Problem statement> Count, in the entries below, the lines in which "Myeloid" occurs. Give the number, nothing more.

Recorded information>
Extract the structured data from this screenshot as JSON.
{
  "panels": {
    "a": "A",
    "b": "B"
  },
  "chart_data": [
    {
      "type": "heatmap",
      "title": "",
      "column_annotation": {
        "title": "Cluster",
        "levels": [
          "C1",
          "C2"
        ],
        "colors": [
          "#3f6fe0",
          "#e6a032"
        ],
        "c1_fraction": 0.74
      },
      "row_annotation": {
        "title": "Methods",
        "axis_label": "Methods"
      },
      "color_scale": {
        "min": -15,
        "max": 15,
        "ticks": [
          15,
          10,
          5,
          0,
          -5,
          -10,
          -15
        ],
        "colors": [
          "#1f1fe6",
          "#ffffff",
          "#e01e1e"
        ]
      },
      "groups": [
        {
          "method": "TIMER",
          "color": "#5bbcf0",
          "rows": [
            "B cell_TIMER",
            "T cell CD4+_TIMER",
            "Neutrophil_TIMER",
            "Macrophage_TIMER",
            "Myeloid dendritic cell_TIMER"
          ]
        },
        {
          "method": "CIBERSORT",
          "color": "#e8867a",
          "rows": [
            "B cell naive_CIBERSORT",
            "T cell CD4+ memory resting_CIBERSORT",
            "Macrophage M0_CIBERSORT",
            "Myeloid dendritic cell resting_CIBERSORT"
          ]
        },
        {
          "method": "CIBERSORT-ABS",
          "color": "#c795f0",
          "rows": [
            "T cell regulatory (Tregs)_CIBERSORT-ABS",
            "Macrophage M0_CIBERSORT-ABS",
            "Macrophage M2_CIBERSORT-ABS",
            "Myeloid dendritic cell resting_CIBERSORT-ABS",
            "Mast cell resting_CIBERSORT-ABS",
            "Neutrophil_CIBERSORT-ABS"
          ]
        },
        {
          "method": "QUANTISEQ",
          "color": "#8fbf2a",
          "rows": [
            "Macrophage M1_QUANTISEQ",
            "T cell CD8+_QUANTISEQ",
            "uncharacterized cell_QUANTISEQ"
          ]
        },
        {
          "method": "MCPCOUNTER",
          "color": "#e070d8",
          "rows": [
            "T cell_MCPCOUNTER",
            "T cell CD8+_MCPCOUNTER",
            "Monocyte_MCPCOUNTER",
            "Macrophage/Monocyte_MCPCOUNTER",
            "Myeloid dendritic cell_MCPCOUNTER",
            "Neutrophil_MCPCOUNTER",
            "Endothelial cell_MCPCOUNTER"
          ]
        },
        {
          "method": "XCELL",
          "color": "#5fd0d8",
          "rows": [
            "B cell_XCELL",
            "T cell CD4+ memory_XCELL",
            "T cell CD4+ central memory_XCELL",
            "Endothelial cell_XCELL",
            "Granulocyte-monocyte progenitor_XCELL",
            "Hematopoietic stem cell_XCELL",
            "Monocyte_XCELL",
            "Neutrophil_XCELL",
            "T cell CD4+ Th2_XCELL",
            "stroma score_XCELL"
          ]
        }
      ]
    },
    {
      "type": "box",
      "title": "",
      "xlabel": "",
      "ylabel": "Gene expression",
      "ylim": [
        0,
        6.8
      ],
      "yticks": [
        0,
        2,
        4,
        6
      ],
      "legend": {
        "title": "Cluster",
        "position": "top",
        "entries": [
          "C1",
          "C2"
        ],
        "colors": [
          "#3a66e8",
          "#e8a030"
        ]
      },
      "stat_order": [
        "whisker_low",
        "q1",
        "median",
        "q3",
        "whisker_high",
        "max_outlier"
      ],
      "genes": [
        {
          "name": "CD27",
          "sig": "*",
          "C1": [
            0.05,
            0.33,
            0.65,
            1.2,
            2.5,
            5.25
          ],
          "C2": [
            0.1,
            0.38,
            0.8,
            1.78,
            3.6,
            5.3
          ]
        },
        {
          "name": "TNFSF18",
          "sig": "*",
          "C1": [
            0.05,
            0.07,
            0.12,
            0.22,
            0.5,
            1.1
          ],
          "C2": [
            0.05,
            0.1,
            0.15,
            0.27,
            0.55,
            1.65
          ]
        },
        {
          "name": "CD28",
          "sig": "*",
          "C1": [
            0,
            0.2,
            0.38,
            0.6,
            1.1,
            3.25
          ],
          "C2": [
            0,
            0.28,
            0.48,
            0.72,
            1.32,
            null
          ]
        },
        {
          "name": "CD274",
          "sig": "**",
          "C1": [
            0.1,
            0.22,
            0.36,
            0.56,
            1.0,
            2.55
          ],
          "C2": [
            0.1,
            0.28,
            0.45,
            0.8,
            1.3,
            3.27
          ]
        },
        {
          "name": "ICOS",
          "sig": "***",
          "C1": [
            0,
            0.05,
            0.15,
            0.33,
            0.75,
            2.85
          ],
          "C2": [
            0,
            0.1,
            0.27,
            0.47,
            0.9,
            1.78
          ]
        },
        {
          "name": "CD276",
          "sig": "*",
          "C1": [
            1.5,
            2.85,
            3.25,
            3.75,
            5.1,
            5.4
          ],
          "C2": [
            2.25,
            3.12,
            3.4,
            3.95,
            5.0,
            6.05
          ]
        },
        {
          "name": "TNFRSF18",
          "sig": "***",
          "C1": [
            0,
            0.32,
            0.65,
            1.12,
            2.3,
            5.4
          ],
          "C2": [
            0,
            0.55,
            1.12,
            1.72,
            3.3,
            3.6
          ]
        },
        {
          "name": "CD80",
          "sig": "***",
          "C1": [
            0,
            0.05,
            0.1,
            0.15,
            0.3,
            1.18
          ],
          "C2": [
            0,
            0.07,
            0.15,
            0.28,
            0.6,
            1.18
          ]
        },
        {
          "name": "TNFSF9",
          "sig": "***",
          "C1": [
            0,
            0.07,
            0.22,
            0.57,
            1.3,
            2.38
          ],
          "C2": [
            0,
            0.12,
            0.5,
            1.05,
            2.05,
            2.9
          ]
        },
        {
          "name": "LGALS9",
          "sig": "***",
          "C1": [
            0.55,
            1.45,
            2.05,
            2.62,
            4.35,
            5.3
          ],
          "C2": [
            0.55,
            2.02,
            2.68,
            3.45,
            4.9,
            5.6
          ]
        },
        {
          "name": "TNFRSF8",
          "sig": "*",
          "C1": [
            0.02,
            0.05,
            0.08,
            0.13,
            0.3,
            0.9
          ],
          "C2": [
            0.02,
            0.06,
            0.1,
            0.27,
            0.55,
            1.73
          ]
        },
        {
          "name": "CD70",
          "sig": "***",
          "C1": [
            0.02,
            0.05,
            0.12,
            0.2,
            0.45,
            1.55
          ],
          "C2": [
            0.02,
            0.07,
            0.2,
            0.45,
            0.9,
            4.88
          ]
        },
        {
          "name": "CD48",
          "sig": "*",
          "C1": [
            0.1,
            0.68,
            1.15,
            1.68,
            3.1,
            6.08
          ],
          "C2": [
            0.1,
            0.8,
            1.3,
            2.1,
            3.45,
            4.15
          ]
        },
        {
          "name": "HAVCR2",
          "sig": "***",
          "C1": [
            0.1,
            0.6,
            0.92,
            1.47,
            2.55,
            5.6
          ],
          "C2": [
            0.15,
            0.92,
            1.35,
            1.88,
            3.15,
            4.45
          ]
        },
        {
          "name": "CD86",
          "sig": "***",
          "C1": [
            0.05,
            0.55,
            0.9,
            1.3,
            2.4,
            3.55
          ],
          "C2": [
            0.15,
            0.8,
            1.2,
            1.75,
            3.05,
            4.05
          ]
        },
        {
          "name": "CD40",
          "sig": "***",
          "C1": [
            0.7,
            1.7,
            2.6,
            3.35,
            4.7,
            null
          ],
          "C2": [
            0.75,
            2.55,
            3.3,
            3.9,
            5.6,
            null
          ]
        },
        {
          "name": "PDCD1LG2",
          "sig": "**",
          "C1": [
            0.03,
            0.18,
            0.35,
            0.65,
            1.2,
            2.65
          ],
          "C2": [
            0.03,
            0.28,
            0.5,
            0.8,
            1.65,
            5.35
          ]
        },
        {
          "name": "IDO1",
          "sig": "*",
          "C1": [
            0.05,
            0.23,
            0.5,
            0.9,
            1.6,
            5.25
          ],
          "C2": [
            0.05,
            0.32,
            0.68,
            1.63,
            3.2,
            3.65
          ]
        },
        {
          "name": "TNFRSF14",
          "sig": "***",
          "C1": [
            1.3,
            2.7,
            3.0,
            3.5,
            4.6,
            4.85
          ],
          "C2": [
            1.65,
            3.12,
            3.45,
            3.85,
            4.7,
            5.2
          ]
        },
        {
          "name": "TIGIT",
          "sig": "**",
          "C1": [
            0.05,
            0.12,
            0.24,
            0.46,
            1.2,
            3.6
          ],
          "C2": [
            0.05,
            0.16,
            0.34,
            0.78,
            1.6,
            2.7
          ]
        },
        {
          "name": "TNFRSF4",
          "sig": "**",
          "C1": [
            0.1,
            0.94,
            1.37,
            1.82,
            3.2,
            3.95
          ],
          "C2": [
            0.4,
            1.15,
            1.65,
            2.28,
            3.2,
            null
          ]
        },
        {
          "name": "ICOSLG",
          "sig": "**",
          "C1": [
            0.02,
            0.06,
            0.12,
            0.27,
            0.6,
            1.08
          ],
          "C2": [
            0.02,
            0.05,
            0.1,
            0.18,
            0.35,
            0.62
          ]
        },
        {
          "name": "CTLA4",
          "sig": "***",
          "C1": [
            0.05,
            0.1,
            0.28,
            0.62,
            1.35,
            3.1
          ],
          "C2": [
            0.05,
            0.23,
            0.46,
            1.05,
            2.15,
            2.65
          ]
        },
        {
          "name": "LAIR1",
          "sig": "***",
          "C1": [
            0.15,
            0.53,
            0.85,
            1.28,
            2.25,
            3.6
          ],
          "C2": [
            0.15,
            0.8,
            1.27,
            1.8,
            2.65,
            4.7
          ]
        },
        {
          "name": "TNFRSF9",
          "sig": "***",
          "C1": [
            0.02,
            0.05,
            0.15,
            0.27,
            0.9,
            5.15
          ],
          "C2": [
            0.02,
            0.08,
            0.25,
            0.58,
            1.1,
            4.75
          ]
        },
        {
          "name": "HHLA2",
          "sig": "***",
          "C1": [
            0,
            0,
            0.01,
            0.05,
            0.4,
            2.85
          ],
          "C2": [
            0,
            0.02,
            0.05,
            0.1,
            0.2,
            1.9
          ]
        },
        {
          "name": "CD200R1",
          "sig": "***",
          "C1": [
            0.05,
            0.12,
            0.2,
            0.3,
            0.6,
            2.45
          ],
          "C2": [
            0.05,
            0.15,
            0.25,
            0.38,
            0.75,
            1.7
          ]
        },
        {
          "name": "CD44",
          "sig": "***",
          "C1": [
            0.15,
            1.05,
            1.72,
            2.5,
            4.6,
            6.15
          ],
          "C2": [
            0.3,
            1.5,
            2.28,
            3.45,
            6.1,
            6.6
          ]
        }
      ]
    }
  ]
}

Exercise answer> 4